Transcribe every entry below word for word, but skip the pictures.

— begin Data to process —

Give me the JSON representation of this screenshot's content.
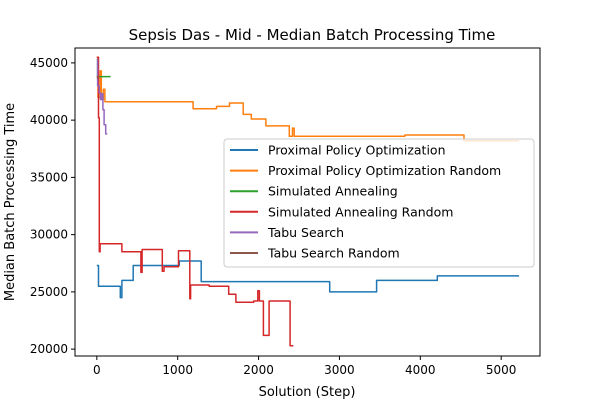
{
  "chart_data": {
    "type": "line",
    "title": "Sepsis Das - Mid - Median Batch Processing Time",
    "xlabel": "Solution (Step)",
    "ylabel": "Median Batch Processing Time",
    "xlim": [
      -270,
      5480
    ],
    "ylim": [
      19400,
      46300
    ],
    "x_ticks": [
      0,
      1000,
      2000,
      3000,
      4000,
      5000
    ],
    "y_ticks": [
      20000,
      25000,
      30000,
      35000,
      40000,
      45000
    ],
    "x_tick_labels": [
      "0",
      "1000",
      "2000",
      "3000",
      "4000",
      "5000"
    ],
    "y_tick_labels": [
      "20000",
      "25000",
      "30000",
      "35000",
      "40000",
      "45000"
    ],
    "grid": false,
    "legend_position": "center-right",
    "series": [
      {
        "name": "Proximal Policy Optimization",
        "color": "#1f77b4",
        "step": true,
        "points": [
          [
            0,
            27300
          ],
          [
            20,
            25500
          ],
          [
            270,
            25500
          ],
          [
            290,
            24500
          ],
          [
            310,
            26000
          ],
          [
            430,
            26000
          ],
          [
            450,
            27300
          ],
          [
            1000,
            27300
          ],
          [
            1020,
            27700
          ],
          [
            1270,
            27700
          ],
          [
            1290,
            25900
          ],
          [
            2870,
            25900
          ],
          [
            2880,
            25000
          ],
          [
            3450,
            25000
          ],
          [
            3460,
            26000
          ],
          [
            4200,
            26000
          ],
          [
            4210,
            26400
          ],
          [
            5220,
            26400
          ]
        ]
      },
      {
        "name": "Proximal Policy Optimization Random",
        "color": "#ff7f0e",
        "step": true,
        "points": [
          [
            0,
            45500
          ],
          [
            15,
            42000
          ],
          [
            40,
            44300
          ],
          [
            55,
            41800
          ],
          [
            80,
            42700
          ],
          [
            100,
            41600
          ],
          [
            1170,
            41600
          ],
          [
            1190,
            41000
          ],
          [
            1470,
            41000
          ],
          [
            1480,
            41200
          ],
          [
            1620,
            41200
          ],
          [
            1640,
            41500
          ],
          [
            1800,
            41500
          ],
          [
            1810,
            40500
          ],
          [
            1900,
            40500
          ],
          [
            1910,
            40100
          ],
          [
            2080,
            40100
          ],
          [
            2090,
            39500
          ],
          [
            2360,
            39500
          ],
          [
            2380,
            38600
          ],
          [
            2420,
            39300
          ],
          [
            2440,
            38600
          ],
          [
            3800,
            38600
          ],
          [
            3810,
            38700
          ],
          [
            4530,
            38700
          ],
          [
            4540,
            38200
          ],
          [
            5220,
            38200
          ]
        ]
      },
      {
        "name": "Simulated Annealing",
        "color": "#2ca02c",
        "step": true,
        "points": [
          [
            0,
            45300
          ],
          [
            10,
            43800
          ],
          [
            170,
            43800
          ]
        ]
      },
      {
        "name": "Simulated Annealing Random",
        "color": "#d62728",
        "step": true,
        "points": [
          [
            0,
            45500
          ],
          [
            20,
            40200
          ],
          [
            30,
            28500
          ],
          [
            40,
            29200
          ],
          [
            300,
            29200
          ],
          [
            310,
            28500
          ],
          [
            540,
            28500
          ],
          [
            545,
            26700
          ],
          [
            560,
            28700
          ],
          [
            800,
            28700
          ],
          [
            810,
            26800
          ],
          [
            830,
            27200
          ],
          [
            1000,
            27200
          ],
          [
            1010,
            28600
          ],
          [
            1140,
            28600
          ],
          [
            1150,
            24400
          ],
          [
            1160,
            25600
          ],
          [
            1380,
            25600
          ],
          [
            1390,
            25500
          ],
          [
            1620,
            25500
          ],
          [
            1630,
            24800
          ],
          [
            1710,
            24800
          ],
          [
            1720,
            24100
          ],
          [
            1930,
            24100
          ],
          [
            1940,
            24200
          ],
          [
            1990,
            25100
          ],
          [
            2010,
            24200
          ],
          [
            2050,
            24200
          ],
          [
            2060,
            21200
          ],
          [
            2120,
            21200
          ],
          [
            2130,
            24200
          ],
          [
            2380,
            24200
          ],
          [
            2390,
            20300
          ],
          [
            2430,
            20300
          ]
        ]
      },
      {
        "name": "Tabu Search",
        "color": "#9467bd",
        "step": true,
        "points": [
          [
            0,
            45300
          ],
          [
            10,
            43000
          ],
          [
            30,
            42400
          ],
          [
            45,
            41800
          ],
          [
            60,
            42300
          ],
          [
            75,
            40900
          ],
          [
            90,
            39600
          ],
          [
            110,
            38800
          ],
          [
            130,
            38800
          ]
        ]
      },
      {
        "name": "Tabu Search Random",
        "color": "#8c564b",
        "step": true,
        "points": [
          [
            0,
            43800
          ],
          [
            10,
            43600
          ]
        ]
      }
    ]
  }
}
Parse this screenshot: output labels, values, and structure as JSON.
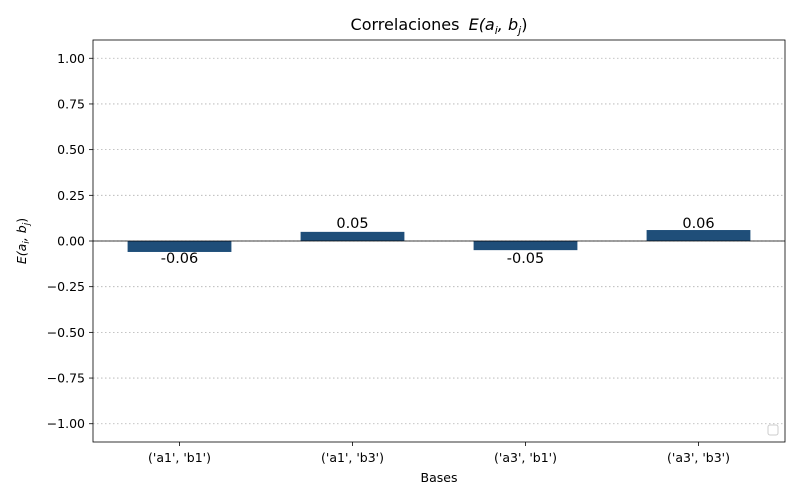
{
  "chart_data": {
    "type": "bar",
    "title": "Correlaciones",
    "title_math": {
      "base": "E(a",
      "sub1": "i",
      "mid": ", b",
      "sub2": "j",
      "end": ")"
    },
    "xlabel": "Bases",
    "ylabel_math": {
      "base": "E(a",
      "sub1": "i",
      "mid": ", b",
      "sub2": "j",
      "end": ")"
    },
    "categories": [
      "('a1', 'b1')",
      "('a1', 'b3')",
      "('a3', 'b1')",
      "('a3', 'b3')"
    ],
    "values": [
      -0.06,
      0.05,
      -0.05,
      0.06
    ],
    "value_labels": [
      "-0.06",
      "0.05",
      "-0.05",
      "0.06"
    ],
    "ylim": [
      -1.1,
      1.1
    ],
    "yticks": [
      1.0,
      0.75,
      0.5,
      0.25,
      0.0,
      -0.25,
      -0.5,
      -0.75,
      -1.0
    ],
    "ytick_labels": [
      "1.00",
      "0.75",
      "0.50",
      "0.25",
      "0.00",
      "−0.25",
      "−0.50",
      "−0.75",
      "−1.00"
    ],
    "grid": "horizontal-dotted",
    "legend": "bottom-right (empty)",
    "bar_color": "#1f4e79",
    "zero_line_color": "#000000",
    "grid_color": "#b0b0b0"
  }
}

— end Data to process —

* **Completed task**:
Give me the JSON representation of this screenshot's content.
{
  "chart_data": {
    "type": "line",
    "title": "Sepsis Das - Mid - Median Batch Processing Time",
    "xlabel": "Solution (Step)",
    "ylabel": "Median Batch Processing Time",
    "xlim": [
      -270,
      5480
    ],
    "ylim": [
      19400,
      46300
    ],
    "x_ticks": [
      0,
      1000,
      2000,
      3000,
      4000,
      5000
    ],
    "y_ticks": [
      20000,
      25000,
      30000,
      35000,
      40000,
      45000
    ],
    "x_tick_labels": [
      "0",
      "1000",
      "2000",
      "3000",
      "4000",
      "5000"
    ],
    "y_tick_labels": [
      "20000",
      "25000",
      "30000",
      "35000",
      "40000",
      "45000"
    ],
    "grid": false,
    "legend_position": "center-right",
    "series": [
      {
        "name": "Proximal Policy Optimization",
        "color": "#1f77b4",
        "step": true,
        "points": [
          [
            0,
            27300
          ],
          [
            20,
            25500
          ],
          [
            270,
            25500
          ],
          [
            290,
            24500
          ],
          [
            310,
            26000
          ],
          [
            430,
            26000
          ],
          [
            450,
            27300
          ],
          [
            1000,
            27300
          ],
          [
            1020,
            27700
          ],
          [
            1270,
            27700
          ],
          [
            1290,
            25900
          ],
          [
            2870,
            25900
          ],
          [
            2880,
            25000
          ],
          [
            3450,
            25000
          ],
          [
            3460,
            26000
          ],
          [
            4200,
            26000
          ],
          [
            4210,
            26400
          ],
          [
            5220,
            26400
          ]
        ]
      },
      {
        "name": "Proximal Policy Optimization Random",
        "color": "#ff7f0e",
        "step": true,
        "points": [
          [
            0,
            45500
          ],
          [
            15,
            42000
          ],
          [
            40,
            44300
          ],
          [
            55,
            41800
          ],
          [
            80,
            42700
          ],
          [
            100,
            41600
          ],
          [
            1170,
            41600
          ],
          [
            1190,
            41000
          ],
          [
            1470,
            41000
          ],
          [
            1480,
            41200
          ],
          [
            1620,
            41200
          ],
          [
            1640,
            41500
          ],
          [
            1800,
            41500
          ],
          [
            1810,
            40500
          ],
          [
            1900,
            40500
          ],
          [
            1910,
            40100
          ],
          [
            2080,
            40100
          ],
          [
            2090,
            39500
          ],
          [
            2360,
            39500
          ],
          [
            2380,
            38600
          ],
          [
            2420,
            39300
          ],
          [
            2440,
            38600
          ],
          [
            3800,
            38600
          ],
          [
            3810,
            38700
          ],
          [
            4530,
            38700
          ],
          [
            4540,
            38200
          ],
          [
            5220,
            38200
          ]
        ]
      },
      {
        "name": "Simulated Annealing",
        "color": "#2ca02c",
        "step": true,
        "points": [
          [
            0,
            45300
          ],
          [
            10,
            43800
          ],
          [
            170,
            43800
          ]
        ]
      },
      {
        "name": "Simulated Annealing Random",
        "color": "#d62728",
        "step": true,
        "points": [
          [
            0,
            45500
          ],
          [
            20,
            40200
          ],
          [
            30,
            28500
          ],
          [
            40,
            29200
          ],
          [
            300,
            29200
          ],
          [
            310,
            28500
          ],
          [
            540,
            28500
          ],
          [
            545,
            26700
          ],
          [
            560,
            28700
          ],
          [
            800,
            28700
          ],
          [
            810,
            26800
          ],
          [
            830,
            27200
          ],
          [
            1000,
            27200
          ],
          [
            1010,
            28600
          ],
          [
            1140,
            28600
          ],
          [
            1150,
            24400
          ],
          [
            1160,
            25600
          ],
          [
            1380,
            25600
          ],
          [
            1390,
            25500
          ],
          [
            1620,
            25500
          ],
          [
            1630,
            24800
          ],
          [
            1710,
            24800
          ],
          [
            1720,
            24100
          ],
          [
            1930,
            24100
          ],
          [
            1940,
            24200
          ],
          [
            1990,
            25100
          ],
          [
            2010,
            24200
          ],
          [
            2050,
            24200
          ],
          [
            2060,
            21200
          ],
          [
            2120,
            21200
          ],
          [
            2130,
            24200
          ],
          [
            2380,
            24200
          ],
          [
            2390,
            20300
          ],
          [
            2430,
            20300
          ]
        ]
      },
      {
        "name": "Tabu Search",
        "color": "#9467bd",
        "step": true,
        "points": [
          [
            0,
            45300
          ],
          [
            10,
            43000
          ],
          [
            30,
            42400
          ],
          [
            45,
            41800
          ],
          [
            60,
            42300
          ],
          [
            75,
            40900
          ],
          [
            90,
            39600
          ],
          [
            110,
            38800
          ],
          [
            130,
            38800
          ]
        ]
      },
      {
        "name": "Tabu Search Random",
        "color": "#8c564b",
        "step": true,
        "points": [
          [
            0,
            43800
          ],
          [
            10,
            43600
          ]
        ]
      }
    ]
  }
}
Parse this screenshot: output labels, values, and structure as JSON.
{
  "chart_data": {
    "type": "bar",
    "title": "Correlaciones",
    "title_math": {
      "base": "E(a",
      "sub1": "i",
      "mid": ", b",
      "sub2": "j",
      "end": ")"
    },
    "xlabel": "Bases",
    "ylabel_math": {
      "base": "E(a",
      "sub1": "i",
      "mid": ", b",
      "sub2": "j",
      "end": ")"
    },
    "categories": [
      "('a1', 'b1')",
      "('a1', 'b3')",
      "('a3', 'b1')",
      "('a3', 'b3')"
    ],
    "values": [
      -0.06,
      0.05,
      -0.05,
      0.06
    ],
    "value_labels": [
      "-0.06",
      "0.05",
      "-0.05",
      "0.06"
    ],
    "ylim": [
      -1.1,
      1.1
    ],
    "yticks": [
      1.0,
      0.75,
      0.5,
      0.25,
      0.0,
      -0.25,
      -0.5,
      -0.75,
      -1.0
    ],
    "ytick_labels": [
      "1.00",
      "0.75",
      "0.50",
      "0.25",
      "0.00",
      "−0.25",
      "−0.50",
      "−0.75",
      "−1.00"
    ],
    "grid": "horizontal-dotted",
    "legend": "bottom-right (empty)",
    "bar_color": "#1f4e79",
    "zero_line_color": "#000000",
    "grid_color": "#b0b0b0"
  }
}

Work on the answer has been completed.